DATA SUPPLIED
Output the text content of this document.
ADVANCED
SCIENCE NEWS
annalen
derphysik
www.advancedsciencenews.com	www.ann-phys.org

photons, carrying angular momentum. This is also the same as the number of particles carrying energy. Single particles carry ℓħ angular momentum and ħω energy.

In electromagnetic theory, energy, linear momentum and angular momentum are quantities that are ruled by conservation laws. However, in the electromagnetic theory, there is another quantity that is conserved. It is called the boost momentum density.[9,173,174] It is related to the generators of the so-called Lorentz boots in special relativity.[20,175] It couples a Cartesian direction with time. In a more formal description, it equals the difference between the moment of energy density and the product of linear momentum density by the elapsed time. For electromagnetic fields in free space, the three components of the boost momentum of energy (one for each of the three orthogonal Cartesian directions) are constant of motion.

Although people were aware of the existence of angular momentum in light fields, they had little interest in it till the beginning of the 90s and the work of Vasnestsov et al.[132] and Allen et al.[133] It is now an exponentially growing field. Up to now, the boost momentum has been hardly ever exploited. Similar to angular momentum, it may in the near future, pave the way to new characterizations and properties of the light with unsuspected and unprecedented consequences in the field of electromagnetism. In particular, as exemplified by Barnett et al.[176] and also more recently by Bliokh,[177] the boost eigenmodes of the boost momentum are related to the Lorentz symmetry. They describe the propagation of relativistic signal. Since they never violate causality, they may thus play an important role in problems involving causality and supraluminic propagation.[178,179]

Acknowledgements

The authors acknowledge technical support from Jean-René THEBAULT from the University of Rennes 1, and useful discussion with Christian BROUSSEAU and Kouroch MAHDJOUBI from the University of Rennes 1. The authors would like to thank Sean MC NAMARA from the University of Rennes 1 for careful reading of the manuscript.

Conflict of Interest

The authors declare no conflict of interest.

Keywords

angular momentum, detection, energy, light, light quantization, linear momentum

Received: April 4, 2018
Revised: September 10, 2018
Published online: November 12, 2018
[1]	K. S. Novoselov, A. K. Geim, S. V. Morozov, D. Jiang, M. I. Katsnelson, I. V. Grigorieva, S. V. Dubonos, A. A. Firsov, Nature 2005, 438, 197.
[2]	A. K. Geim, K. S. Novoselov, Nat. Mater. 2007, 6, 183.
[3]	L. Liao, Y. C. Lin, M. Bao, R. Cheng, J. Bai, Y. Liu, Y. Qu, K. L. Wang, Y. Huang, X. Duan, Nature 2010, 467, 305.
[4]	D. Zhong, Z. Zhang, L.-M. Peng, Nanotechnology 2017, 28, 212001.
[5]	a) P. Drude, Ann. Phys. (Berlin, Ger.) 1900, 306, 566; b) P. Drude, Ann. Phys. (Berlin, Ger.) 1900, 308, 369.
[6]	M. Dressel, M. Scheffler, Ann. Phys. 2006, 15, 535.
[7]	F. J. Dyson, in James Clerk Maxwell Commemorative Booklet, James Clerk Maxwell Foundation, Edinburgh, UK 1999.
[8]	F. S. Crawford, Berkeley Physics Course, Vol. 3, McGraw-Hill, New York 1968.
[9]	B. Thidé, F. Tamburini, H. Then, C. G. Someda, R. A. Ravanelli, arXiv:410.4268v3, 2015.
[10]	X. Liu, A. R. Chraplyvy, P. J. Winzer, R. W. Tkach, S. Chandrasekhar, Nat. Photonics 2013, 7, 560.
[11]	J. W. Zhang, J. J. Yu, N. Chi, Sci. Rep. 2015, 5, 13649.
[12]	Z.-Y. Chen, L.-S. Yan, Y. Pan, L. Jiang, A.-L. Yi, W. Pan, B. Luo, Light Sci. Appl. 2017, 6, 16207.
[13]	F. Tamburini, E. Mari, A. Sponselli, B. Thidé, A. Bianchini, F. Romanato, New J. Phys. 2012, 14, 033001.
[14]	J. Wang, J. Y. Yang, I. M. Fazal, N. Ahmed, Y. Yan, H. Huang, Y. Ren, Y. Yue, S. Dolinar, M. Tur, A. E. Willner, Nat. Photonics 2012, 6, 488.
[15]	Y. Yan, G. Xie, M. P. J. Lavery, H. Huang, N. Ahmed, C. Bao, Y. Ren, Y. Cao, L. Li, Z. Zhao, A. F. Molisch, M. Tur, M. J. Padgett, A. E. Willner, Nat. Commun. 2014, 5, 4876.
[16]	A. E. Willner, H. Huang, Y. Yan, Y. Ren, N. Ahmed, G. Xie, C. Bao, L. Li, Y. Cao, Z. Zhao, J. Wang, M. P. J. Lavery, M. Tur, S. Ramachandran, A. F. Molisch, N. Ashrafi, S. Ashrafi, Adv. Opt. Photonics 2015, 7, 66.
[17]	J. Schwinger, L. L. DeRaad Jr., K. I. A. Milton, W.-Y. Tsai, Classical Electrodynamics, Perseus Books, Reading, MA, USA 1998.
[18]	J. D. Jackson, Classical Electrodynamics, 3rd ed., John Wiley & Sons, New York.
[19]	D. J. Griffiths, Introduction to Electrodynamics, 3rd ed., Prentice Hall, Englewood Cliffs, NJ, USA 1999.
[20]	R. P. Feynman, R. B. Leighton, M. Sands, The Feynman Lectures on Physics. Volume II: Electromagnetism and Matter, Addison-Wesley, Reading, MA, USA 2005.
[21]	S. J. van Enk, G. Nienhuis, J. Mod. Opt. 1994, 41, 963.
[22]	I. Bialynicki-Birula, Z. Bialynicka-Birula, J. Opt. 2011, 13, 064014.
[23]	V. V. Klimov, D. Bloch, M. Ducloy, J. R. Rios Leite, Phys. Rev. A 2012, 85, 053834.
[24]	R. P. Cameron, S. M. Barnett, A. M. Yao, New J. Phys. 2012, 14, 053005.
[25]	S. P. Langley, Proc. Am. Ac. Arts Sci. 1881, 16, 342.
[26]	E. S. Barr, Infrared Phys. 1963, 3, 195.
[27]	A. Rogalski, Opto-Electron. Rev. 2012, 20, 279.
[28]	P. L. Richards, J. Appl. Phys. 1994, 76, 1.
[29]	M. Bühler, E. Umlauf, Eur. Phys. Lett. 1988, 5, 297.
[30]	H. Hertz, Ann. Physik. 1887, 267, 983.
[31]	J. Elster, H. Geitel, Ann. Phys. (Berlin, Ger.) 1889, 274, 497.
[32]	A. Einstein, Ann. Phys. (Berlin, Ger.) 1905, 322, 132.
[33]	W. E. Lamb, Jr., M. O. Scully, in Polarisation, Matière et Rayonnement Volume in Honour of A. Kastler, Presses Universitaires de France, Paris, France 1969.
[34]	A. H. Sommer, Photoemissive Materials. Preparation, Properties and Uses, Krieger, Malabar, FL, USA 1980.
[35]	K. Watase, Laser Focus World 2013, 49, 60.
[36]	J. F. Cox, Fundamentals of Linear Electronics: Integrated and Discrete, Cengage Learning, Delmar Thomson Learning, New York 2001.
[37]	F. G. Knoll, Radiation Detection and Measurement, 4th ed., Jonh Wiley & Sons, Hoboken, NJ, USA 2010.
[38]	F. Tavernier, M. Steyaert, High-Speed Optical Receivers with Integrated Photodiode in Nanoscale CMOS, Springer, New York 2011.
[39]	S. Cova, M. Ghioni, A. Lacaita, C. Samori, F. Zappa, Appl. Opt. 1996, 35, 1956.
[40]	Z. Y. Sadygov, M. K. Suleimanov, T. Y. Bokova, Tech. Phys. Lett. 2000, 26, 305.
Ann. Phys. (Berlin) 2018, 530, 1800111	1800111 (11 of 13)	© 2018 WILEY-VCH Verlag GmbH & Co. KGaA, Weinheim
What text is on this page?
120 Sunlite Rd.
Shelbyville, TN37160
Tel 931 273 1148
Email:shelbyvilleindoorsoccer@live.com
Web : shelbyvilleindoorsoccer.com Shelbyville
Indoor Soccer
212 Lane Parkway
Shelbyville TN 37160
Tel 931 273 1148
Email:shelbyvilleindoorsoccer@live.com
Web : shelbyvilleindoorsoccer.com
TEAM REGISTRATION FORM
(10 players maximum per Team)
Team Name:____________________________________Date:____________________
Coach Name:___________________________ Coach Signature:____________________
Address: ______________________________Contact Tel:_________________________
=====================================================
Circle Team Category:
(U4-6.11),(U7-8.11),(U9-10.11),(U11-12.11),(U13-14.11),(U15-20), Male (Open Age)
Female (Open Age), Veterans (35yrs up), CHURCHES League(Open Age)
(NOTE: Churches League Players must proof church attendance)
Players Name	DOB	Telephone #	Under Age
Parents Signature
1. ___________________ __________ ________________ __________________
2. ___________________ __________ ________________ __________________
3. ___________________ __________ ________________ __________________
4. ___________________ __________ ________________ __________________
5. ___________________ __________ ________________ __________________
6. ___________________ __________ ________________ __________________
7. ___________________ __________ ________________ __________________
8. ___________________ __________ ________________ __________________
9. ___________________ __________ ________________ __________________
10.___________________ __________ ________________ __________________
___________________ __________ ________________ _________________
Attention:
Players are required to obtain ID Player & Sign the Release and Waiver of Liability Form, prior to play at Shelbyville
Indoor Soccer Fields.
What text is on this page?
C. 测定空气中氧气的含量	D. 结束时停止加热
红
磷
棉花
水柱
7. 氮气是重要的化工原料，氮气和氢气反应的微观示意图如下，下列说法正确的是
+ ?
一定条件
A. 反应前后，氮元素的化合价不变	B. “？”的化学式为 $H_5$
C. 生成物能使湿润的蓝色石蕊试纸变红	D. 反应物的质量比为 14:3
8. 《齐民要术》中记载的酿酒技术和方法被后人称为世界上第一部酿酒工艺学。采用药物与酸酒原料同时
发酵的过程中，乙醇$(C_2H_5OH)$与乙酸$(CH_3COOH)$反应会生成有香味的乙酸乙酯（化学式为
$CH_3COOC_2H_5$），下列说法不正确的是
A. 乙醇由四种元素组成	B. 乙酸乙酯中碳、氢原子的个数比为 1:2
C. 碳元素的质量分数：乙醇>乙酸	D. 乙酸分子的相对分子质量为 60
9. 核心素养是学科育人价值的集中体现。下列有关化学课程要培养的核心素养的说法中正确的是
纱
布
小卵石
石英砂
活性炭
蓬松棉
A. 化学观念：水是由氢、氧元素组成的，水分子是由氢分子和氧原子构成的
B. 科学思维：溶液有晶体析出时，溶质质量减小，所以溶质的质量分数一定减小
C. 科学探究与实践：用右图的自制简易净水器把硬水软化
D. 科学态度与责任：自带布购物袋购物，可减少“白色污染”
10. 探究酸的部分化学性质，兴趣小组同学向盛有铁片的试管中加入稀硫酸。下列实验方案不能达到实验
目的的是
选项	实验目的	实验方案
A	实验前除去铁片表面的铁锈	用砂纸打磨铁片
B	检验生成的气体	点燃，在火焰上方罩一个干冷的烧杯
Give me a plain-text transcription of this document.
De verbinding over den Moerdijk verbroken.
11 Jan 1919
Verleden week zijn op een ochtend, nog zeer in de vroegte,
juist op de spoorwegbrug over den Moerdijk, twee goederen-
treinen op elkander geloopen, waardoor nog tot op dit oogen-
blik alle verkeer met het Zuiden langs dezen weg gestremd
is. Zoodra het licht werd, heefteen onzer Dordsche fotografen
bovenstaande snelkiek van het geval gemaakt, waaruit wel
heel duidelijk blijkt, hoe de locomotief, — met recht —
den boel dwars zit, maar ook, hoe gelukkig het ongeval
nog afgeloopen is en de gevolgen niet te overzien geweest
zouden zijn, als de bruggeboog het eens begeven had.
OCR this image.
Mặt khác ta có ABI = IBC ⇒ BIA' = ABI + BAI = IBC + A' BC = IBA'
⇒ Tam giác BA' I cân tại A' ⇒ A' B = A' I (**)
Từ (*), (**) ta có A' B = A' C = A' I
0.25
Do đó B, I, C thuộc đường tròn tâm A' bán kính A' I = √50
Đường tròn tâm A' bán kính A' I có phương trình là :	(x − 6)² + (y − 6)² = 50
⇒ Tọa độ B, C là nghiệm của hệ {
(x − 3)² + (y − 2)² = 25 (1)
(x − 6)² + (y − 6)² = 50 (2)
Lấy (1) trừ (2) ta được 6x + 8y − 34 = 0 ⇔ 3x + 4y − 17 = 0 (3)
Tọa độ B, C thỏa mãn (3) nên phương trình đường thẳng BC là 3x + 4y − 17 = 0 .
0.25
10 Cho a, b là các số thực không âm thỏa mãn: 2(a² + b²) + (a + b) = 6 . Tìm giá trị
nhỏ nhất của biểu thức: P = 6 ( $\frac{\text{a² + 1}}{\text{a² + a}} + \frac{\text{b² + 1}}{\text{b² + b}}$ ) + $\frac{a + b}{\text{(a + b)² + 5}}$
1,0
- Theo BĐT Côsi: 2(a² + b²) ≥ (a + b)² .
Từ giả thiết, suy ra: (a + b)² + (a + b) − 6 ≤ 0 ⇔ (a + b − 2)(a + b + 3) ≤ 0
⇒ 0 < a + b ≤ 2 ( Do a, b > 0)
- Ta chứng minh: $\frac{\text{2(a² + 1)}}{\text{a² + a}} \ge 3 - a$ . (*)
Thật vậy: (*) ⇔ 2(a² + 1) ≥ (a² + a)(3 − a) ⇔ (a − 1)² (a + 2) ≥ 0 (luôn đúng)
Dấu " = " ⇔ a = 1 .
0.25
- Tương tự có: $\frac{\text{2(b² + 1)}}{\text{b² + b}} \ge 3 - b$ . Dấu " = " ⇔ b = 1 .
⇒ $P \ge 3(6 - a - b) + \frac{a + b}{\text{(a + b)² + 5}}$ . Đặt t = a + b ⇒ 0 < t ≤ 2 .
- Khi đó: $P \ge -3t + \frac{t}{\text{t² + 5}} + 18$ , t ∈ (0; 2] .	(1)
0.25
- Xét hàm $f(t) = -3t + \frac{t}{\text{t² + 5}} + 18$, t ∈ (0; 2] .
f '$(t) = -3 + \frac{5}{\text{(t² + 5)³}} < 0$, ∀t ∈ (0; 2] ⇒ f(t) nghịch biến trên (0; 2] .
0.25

EXERCISE GOAL
Scan the listing above and identify each line holding the string "Appl"; copy every such line.

FINAL RESULT
[12]	Z.-Y. Chen, L.-S. Yan, Y. Pan, L. Jiang, A.-L. Yi, W. Pan, B. Luo, Light Sci. Appl. 2017, 6, 16207.
[28]	P. L. Richards, J. Appl. Phys. 1994, 76, 1.
[39]	S. Cova, M. Ghioni, A. Lacaita, C. Samori, F. Zappa, Appl. Opt. 1996, 35, 1956.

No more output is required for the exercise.